- [Stated problem]
For every line in the data below that contains "this", copy the line.

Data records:
- - -

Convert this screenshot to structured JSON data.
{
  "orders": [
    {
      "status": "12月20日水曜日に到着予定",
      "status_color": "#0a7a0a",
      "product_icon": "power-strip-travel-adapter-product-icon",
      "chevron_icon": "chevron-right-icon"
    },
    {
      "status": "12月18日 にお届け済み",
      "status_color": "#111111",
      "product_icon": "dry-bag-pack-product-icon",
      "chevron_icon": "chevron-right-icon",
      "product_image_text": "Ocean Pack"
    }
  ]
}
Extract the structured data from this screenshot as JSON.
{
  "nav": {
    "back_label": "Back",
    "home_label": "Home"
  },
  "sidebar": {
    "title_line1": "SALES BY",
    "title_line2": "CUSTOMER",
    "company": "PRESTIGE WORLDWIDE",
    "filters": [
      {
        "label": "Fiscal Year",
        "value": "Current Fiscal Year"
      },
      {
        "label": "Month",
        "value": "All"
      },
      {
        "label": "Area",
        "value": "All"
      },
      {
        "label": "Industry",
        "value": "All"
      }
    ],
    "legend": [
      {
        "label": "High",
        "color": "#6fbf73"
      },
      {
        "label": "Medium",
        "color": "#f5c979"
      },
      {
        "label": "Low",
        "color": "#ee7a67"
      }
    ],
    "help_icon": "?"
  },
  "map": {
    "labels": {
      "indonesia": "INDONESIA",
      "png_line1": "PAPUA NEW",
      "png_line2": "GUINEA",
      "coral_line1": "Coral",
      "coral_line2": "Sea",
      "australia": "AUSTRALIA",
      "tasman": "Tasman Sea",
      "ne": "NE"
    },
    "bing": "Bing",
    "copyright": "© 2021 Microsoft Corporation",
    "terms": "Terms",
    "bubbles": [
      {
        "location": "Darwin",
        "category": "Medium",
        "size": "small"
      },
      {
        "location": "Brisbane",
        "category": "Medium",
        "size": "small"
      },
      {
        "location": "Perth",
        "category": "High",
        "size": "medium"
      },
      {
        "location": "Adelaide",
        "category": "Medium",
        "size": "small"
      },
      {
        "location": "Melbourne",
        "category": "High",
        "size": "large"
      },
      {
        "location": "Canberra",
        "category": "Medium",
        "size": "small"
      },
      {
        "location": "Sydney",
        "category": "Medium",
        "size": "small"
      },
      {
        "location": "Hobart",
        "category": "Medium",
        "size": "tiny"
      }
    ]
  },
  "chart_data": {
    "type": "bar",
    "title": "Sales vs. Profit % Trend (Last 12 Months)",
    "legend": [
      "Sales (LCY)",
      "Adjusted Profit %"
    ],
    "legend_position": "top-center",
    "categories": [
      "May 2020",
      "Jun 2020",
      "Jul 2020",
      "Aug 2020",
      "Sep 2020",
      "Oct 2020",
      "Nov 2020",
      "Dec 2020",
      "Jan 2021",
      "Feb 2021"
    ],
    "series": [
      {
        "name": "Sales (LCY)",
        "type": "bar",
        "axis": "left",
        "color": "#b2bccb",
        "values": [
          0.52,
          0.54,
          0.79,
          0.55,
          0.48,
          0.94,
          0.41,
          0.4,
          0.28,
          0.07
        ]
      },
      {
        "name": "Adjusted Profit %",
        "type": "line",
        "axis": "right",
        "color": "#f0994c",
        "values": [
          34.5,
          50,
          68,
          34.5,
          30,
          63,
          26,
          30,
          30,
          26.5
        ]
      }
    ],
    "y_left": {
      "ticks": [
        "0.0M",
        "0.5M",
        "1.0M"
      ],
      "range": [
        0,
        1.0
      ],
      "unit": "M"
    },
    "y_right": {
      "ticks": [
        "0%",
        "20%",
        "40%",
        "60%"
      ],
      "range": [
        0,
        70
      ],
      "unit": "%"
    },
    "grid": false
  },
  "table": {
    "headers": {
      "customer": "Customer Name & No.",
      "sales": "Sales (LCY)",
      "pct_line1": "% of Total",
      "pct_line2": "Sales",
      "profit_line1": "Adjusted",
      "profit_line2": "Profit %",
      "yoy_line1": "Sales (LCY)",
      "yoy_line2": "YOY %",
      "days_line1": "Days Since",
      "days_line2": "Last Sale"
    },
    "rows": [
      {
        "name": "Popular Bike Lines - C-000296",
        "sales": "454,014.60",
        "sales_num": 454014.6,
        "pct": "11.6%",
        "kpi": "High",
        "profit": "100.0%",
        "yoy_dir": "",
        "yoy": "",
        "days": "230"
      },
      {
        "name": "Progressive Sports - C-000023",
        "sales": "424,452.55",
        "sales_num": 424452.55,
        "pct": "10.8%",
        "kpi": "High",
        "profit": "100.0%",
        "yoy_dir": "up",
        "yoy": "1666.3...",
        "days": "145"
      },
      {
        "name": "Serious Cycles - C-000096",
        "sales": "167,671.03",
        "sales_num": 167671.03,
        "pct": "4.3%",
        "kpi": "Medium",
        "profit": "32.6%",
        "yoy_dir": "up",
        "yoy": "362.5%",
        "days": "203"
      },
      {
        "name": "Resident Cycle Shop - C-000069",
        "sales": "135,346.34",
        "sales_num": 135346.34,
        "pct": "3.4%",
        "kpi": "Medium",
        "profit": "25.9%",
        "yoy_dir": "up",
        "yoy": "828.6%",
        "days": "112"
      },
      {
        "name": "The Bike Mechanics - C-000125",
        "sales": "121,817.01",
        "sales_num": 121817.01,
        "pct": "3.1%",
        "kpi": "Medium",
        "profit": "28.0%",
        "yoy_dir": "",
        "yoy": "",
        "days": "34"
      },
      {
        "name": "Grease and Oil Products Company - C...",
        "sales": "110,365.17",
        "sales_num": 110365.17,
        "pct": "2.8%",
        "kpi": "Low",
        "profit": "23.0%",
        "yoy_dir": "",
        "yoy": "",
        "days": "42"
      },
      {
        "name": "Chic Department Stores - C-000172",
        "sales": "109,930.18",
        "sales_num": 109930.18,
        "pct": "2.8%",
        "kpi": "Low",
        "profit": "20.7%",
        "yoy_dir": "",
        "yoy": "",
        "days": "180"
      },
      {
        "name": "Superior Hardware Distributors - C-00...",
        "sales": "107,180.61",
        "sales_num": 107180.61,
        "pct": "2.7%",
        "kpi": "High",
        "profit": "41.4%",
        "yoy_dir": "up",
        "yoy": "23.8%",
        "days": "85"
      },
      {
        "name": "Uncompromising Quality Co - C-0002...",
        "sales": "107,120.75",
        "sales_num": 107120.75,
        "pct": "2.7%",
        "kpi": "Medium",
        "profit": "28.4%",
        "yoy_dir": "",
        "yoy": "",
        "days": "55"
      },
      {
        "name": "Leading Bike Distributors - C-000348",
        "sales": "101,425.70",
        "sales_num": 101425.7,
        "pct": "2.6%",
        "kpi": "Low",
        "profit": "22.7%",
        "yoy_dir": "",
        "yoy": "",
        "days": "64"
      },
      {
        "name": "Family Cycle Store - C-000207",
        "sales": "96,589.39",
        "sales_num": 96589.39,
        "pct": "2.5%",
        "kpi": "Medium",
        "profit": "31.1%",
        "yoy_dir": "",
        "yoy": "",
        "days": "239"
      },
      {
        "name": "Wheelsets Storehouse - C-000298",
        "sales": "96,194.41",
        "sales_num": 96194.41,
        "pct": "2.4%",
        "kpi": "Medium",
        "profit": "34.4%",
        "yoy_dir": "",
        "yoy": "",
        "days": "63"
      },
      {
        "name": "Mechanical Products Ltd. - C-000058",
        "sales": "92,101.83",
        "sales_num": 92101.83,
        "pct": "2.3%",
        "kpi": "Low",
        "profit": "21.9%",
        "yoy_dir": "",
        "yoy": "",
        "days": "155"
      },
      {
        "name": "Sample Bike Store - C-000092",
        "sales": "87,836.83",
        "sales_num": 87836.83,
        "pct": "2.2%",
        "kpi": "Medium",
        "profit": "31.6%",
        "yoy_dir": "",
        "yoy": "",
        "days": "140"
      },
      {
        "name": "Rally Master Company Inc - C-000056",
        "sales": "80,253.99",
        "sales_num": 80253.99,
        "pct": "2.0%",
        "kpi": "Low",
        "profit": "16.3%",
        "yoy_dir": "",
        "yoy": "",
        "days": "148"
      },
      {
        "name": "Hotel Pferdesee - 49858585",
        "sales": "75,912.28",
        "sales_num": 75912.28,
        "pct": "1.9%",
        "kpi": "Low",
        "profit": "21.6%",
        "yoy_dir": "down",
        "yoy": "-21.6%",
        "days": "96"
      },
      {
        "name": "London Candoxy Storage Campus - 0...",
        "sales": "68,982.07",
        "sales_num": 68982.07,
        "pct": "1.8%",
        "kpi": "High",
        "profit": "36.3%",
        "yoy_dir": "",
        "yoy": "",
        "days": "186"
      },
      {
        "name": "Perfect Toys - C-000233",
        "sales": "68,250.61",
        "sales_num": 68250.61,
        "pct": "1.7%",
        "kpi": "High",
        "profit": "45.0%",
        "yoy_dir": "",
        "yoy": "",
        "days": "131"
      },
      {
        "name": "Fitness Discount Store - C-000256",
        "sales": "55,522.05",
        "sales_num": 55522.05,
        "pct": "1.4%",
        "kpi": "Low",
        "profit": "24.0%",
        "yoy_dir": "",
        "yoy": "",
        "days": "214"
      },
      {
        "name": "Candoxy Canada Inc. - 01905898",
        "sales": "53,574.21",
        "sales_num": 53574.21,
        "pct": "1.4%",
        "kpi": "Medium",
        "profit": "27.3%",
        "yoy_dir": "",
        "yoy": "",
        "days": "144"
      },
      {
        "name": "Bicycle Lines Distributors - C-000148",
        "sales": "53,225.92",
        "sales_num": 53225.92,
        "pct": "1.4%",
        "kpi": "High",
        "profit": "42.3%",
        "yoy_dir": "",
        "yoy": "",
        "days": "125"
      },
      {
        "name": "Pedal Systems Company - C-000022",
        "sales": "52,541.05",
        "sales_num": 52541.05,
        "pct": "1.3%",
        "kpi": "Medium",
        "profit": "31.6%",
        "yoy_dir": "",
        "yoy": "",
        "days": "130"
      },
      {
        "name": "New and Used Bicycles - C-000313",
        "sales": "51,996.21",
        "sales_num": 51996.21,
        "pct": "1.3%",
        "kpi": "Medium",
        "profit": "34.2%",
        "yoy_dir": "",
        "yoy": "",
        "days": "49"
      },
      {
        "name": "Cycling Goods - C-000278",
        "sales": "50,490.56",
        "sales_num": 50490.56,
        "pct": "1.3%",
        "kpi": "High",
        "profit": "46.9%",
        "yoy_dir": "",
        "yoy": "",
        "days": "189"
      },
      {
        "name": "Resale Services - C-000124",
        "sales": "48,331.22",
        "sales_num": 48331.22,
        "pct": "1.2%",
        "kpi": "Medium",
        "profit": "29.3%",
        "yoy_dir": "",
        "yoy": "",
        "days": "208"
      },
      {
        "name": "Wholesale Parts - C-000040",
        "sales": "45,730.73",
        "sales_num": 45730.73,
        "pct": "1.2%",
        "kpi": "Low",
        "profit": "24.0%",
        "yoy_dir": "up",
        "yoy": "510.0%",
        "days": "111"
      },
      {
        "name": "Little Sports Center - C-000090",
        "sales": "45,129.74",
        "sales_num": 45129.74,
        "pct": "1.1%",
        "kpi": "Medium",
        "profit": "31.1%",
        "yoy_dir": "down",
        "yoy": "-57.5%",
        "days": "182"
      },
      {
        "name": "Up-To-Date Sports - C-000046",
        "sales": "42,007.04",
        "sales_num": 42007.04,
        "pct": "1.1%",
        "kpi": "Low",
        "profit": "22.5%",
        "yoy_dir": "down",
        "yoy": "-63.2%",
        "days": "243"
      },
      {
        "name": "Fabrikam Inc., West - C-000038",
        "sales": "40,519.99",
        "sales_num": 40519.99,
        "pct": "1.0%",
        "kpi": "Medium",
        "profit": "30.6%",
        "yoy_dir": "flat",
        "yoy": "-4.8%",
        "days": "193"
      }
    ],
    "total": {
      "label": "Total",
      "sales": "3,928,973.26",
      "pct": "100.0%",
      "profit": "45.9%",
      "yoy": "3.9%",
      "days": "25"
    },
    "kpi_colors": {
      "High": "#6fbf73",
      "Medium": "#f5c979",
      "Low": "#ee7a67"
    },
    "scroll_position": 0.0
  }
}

- - -

- [Exercise output]
Convert this screenshot to structured JSON data.
Extract the structured data from this screenshot as JSON.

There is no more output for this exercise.